··· ENTRIES SHOWN ···

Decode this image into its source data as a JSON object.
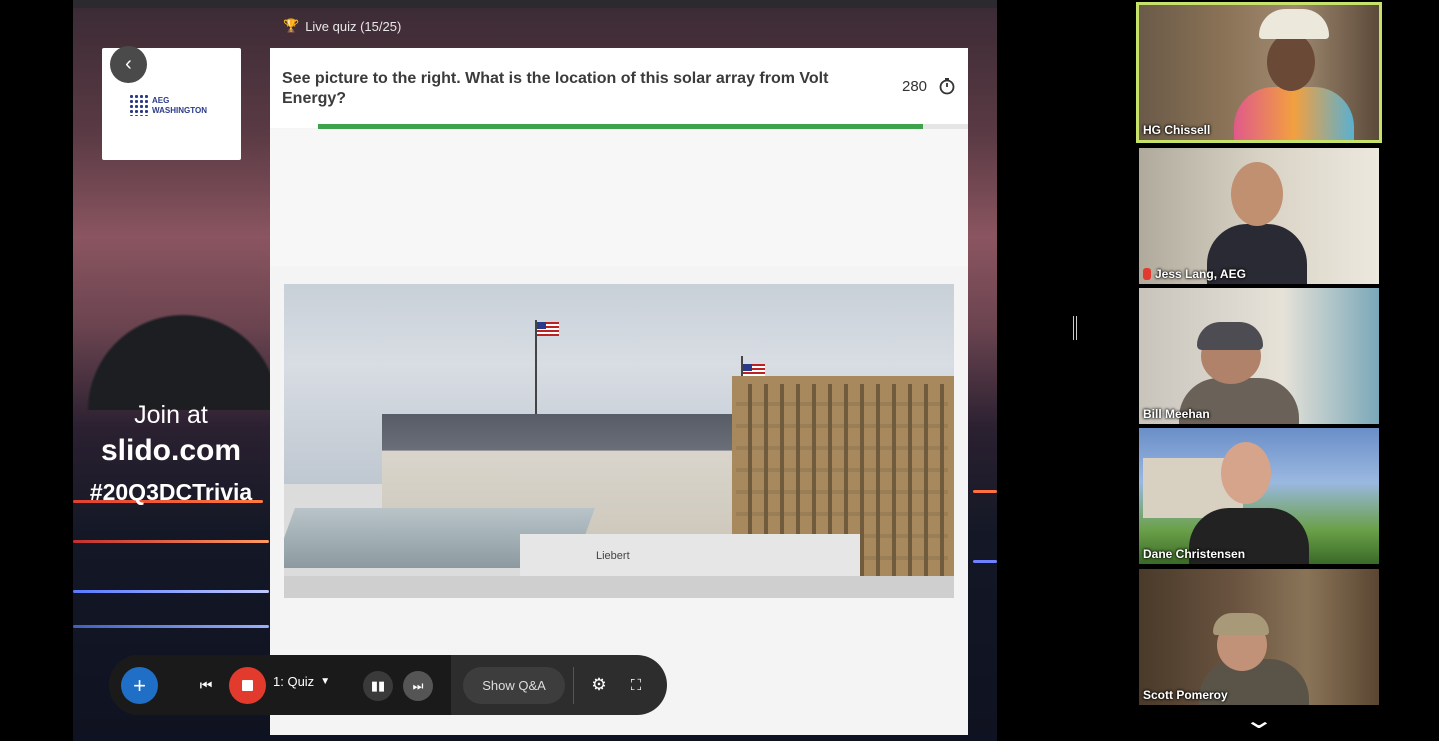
{
  "slido": {
    "quiz_label": "Live quiz (15/25)",
    "question": "See picture to the right. What is the location of this solar array from Volt Energy?",
    "score": "280",
    "timer_progress": 0.93,
    "logo_text_line1": "AEG",
    "logo_text_line2": "WASHINGTON",
    "join_line1": "Join at",
    "join_line2": "slido.com",
    "join_line3": "#20Q3DCTrivia",
    "photo_sign": "Liebert",
    "colors": {
      "progress": "#3fa34d",
      "plus_button": "#1f6fc6",
      "stop_button": "#e23b2e"
    }
  },
  "toolbar": {
    "mode_label": "1: Quiz",
    "qa_label": "Show Q&A",
    "icons": [
      "plus-icon",
      "previous-icon",
      "stop-icon",
      "results-icon",
      "next-icon",
      "gear-icon",
      "fullscreen-icon"
    ]
  },
  "gallery": {
    "participants": [
      {
        "name": "HG Chissell",
        "active": true,
        "muted": false
      },
      {
        "name": "Jess Lang, AEG",
        "active": false,
        "muted": true
      },
      {
        "name": "Bill Meehan",
        "active": false,
        "muted": false
      },
      {
        "name": "Dane Christensen",
        "active": false,
        "muted": false
      },
      {
        "name": "Scott Pomeroy",
        "active": false,
        "muted": false
      }
    ],
    "active_border_color": "#c6e26a"
  }
}
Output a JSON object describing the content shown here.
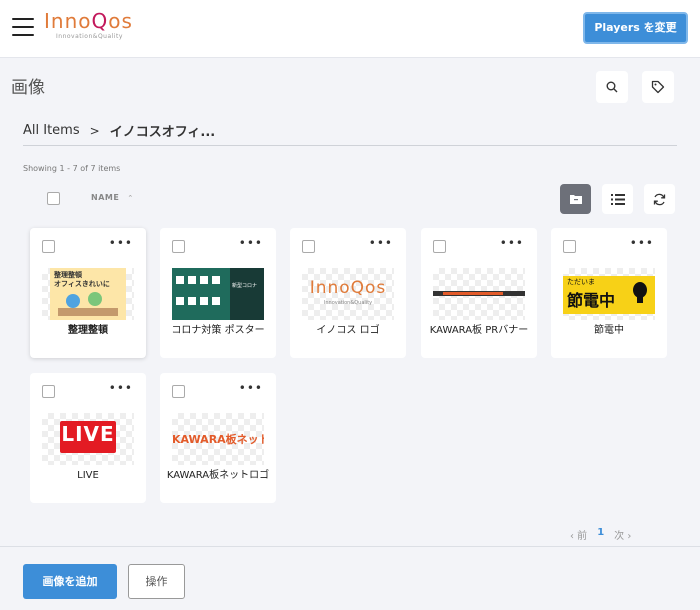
{
  "header": {
    "logo_main": "InnoQos",
    "logo_sub": "Innovation&Quality",
    "players_button": "Players を変更"
  },
  "page": {
    "title": "画像"
  },
  "breadcrumb": {
    "root": "All Items",
    "separator": ">",
    "current": "イノコスオフィ..."
  },
  "list": {
    "showing": "Showing 1 - 7 of 7 items",
    "name_header": "NAME",
    "items": [
      {
        "title": "整理整頓",
        "thumb_text": "整理整頓\nオフィスきれいに"
      },
      {
        "title": "コロナ対策 ポスター",
        "thumb_text": "新型コロナ"
      },
      {
        "title": "イノコス ロゴ",
        "thumb_text": "InnoQos",
        "thumb_sub": "Innovation&Quality"
      },
      {
        "title": "KAWARA板 PRバナー",
        "thumb_text": ""
      },
      {
        "title": "節電中",
        "thumb_top": "ただいま",
        "thumb_text": "節電中"
      },
      {
        "title": "LIVE",
        "thumb_text": "LIVE"
      },
      {
        "title": "KAWARA板ネットロゴ",
        "thumb_text": "KAWARA板ネット"
      }
    ]
  },
  "pagination": {
    "prev": "‹ 前",
    "page": "1",
    "next": "次 ›"
  },
  "footer": {
    "add_button": "画像を追加",
    "operation_button": "操作"
  },
  "colors": {
    "primary": "#3d8ed8",
    "background": "#f3f4f8"
  }
}
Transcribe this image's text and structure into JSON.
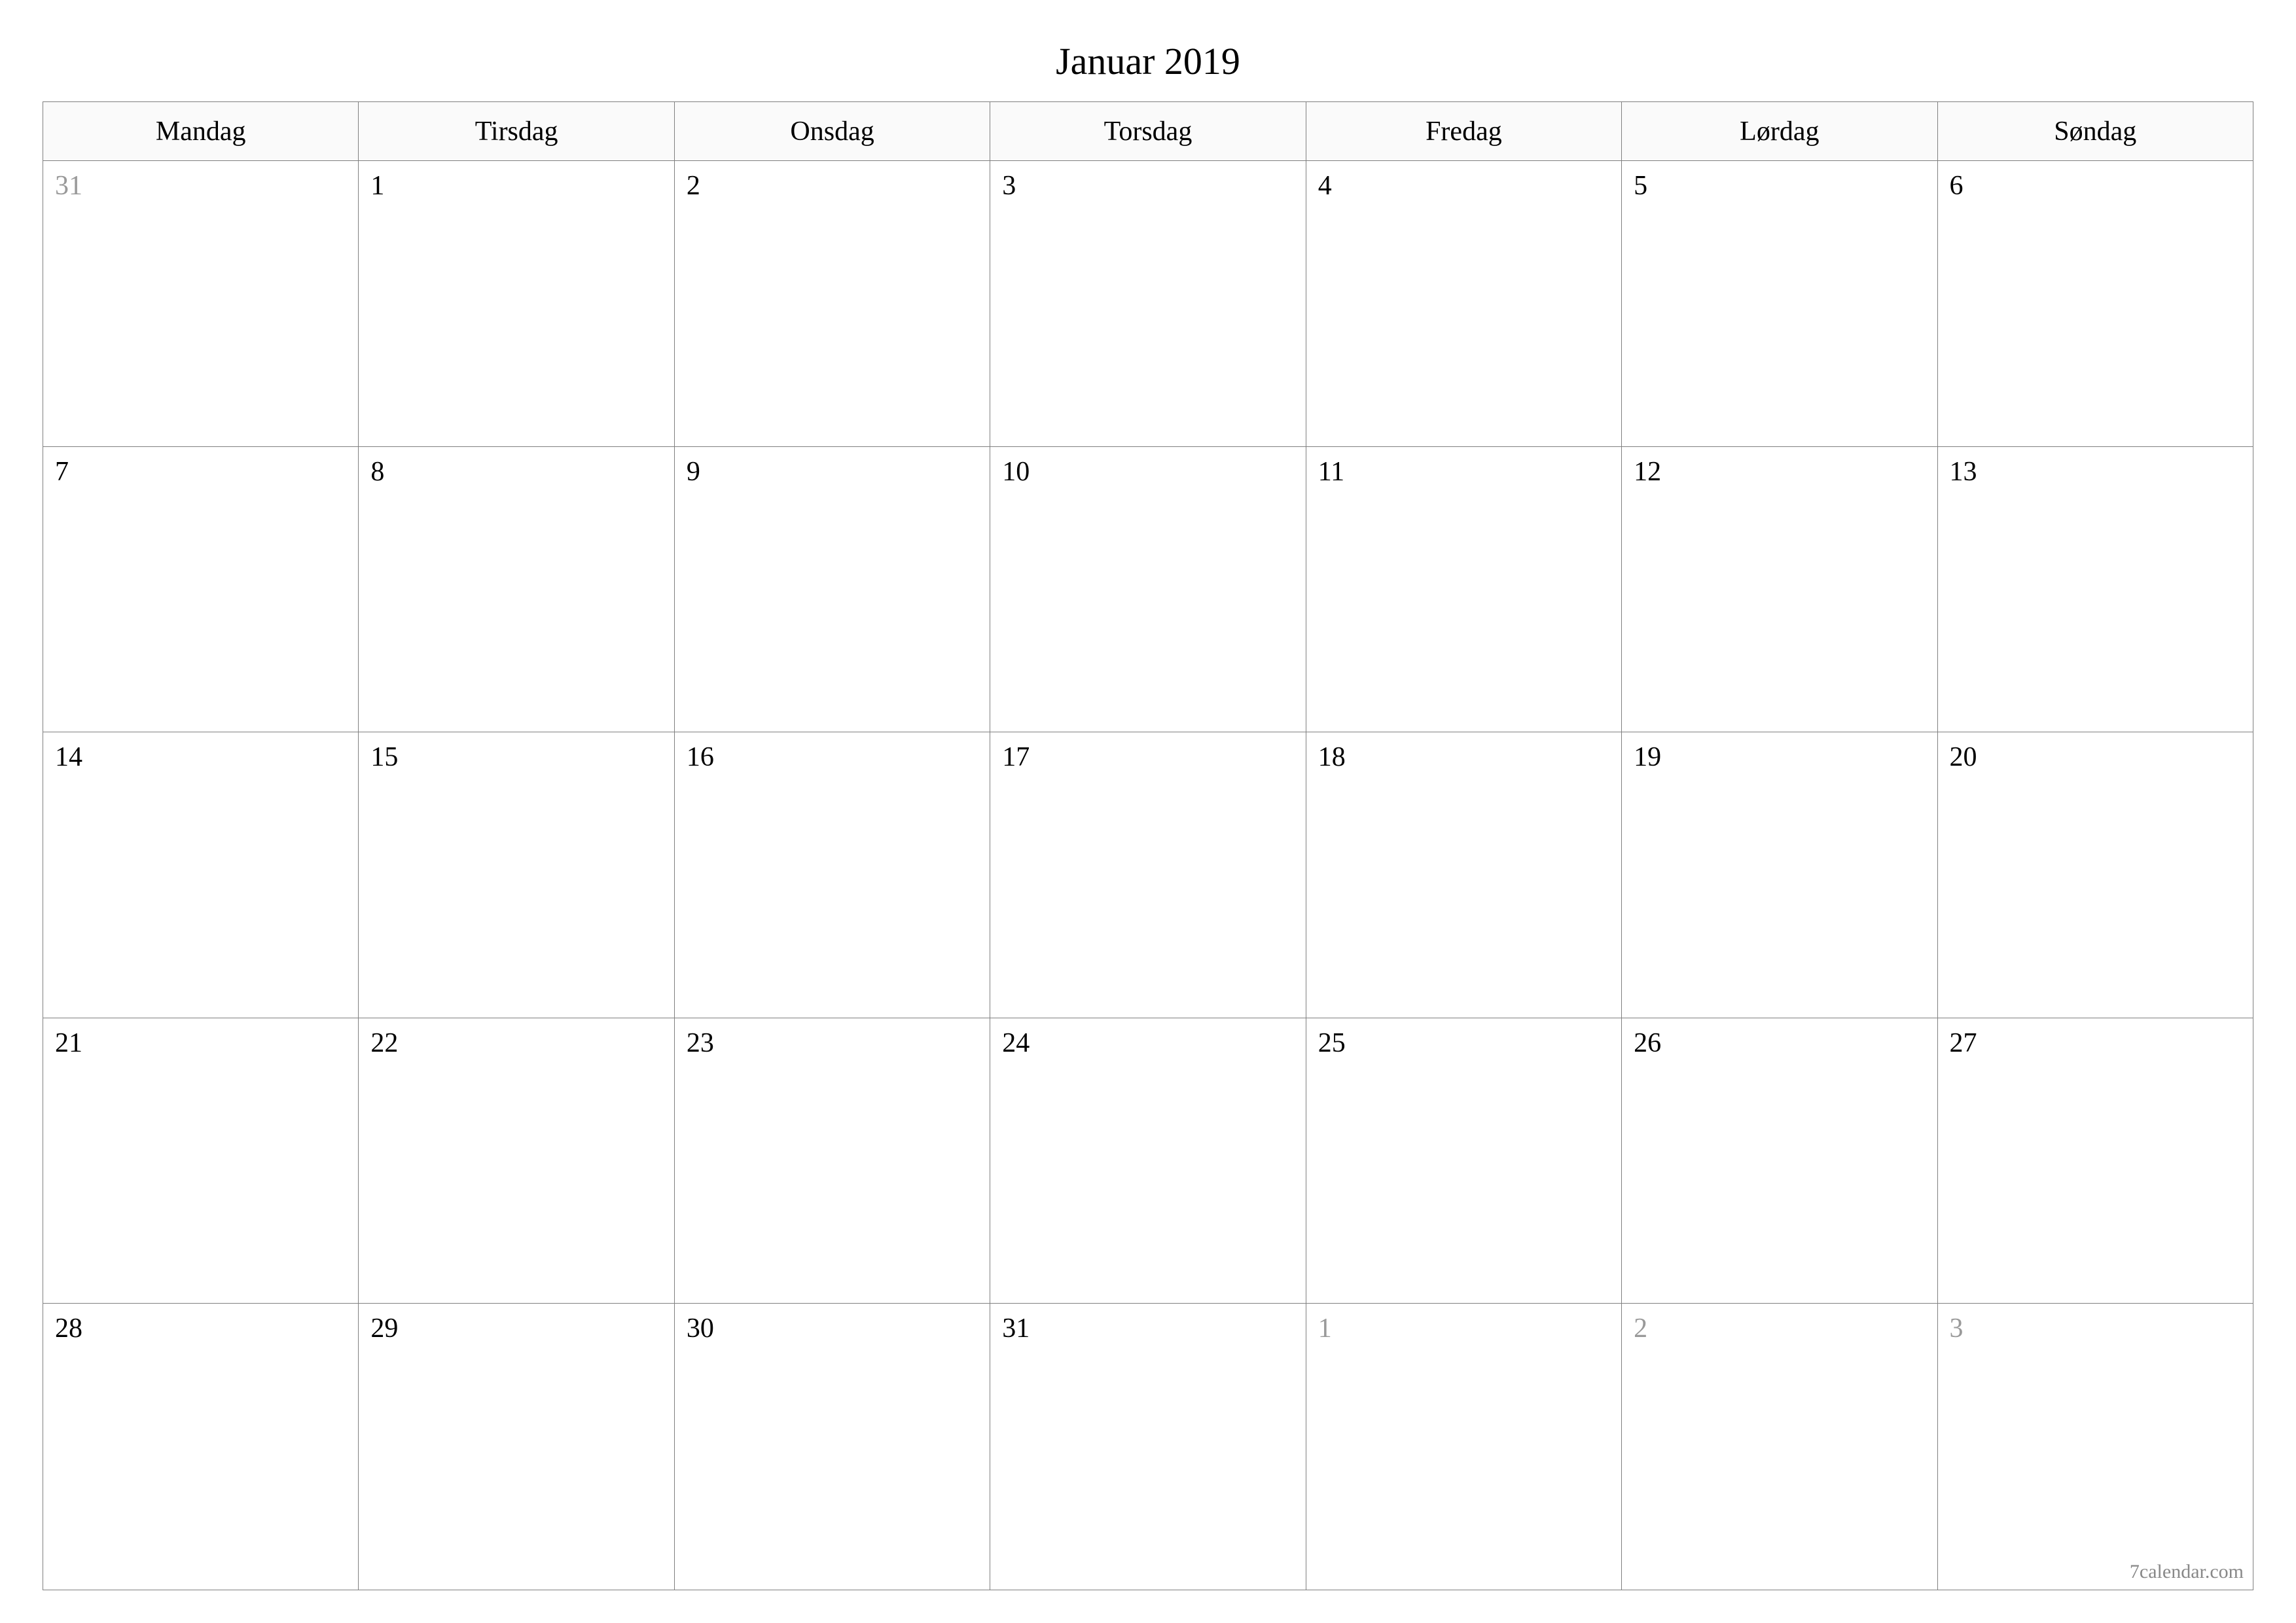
{
  "title": "Januar 2019",
  "weekdays": [
    "Mandag",
    "Tirsdag",
    "Onsdag",
    "Torsdag",
    "Fredag",
    "Lørdag",
    "Søndag"
  ],
  "weeks": [
    [
      {
        "day": "31",
        "otherMonth": true
      },
      {
        "day": "1",
        "otherMonth": false
      },
      {
        "day": "2",
        "otherMonth": false
      },
      {
        "day": "3",
        "otherMonth": false
      },
      {
        "day": "4",
        "otherMonth": false
      },
      {
        "day": "5",
        "otherMonth": false
      },
      {
        "day": "6",
        "otherMonth": false
      }
    ],
    [
      {
        "day": "7",
        "otherMonth": false
      },
      {
        "day": "8",
        "otherMonth": false
      },
      {
        "day": "9",
        "otherMonth": false
      },
      {
        "day": "10",
        "otherMonth": false
      },
      {
        "day": "11",
        "otherMonth": false
      },
      {
        "day": "12",
        "otherMonth": false
      },
      {
        "day": "13",
        "otherMonth": false
      }
    ],
    [
      {
        "day": "14",
        "otherMonth": false
      },
      {
        "day": "15",
        "otherMonth": false
      },
      {
        "day": "16",
        "otherMonth": false
      },
      {
        "day": "17",
        "otherMonth": false
      },
      {
        "day": "18",
        "otherMonth": false
      },
      {
        "day": "19",
        "otherMonth": false
      },
      {
        "day": "20",
        "otherMonth": false
      }
    ],
    [
      {
        "day": "21",
        "otherMonth": false
      },
      {
        "day": "22",
        "otherMonth": false
      },
      {
        "day": "23",
        "otherMonth": false
      },
      {
        "day": "24",
        "otherMonth": false
      },
      {
        "day": "25",
        "otherMonth": false
      },
      {
        "day": "26",
        "otherMonth": false
      },
      {
        "day": "27",
        "otherMonth": false
      }
    ],
    [
      {
        "day": "28",
        "otherMonth": false
      },
      {
        "day": "29",
        "otherMonth": false
      },
      {
        "day": "30",
        "otherMonth": false
      },
      {
        "day": "31",
        "otherMonth": false
      },
      {
        "day": "1",
        "otherMonth": true
      },
      {
        "day": "2",
        "otherMonth": true
      },
      {
        "day": "3",
        "otherMonth": true
      }
    ]
  ],
  "footer": "7calendar.com"
}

···

SET EXERCISE | Search the data for the string "整理整頓" and copy each line where it appears.

SOLUTION |
        "title": "整理整頓",
        "thumb_text": "整理整頓\nオフィスきれいに"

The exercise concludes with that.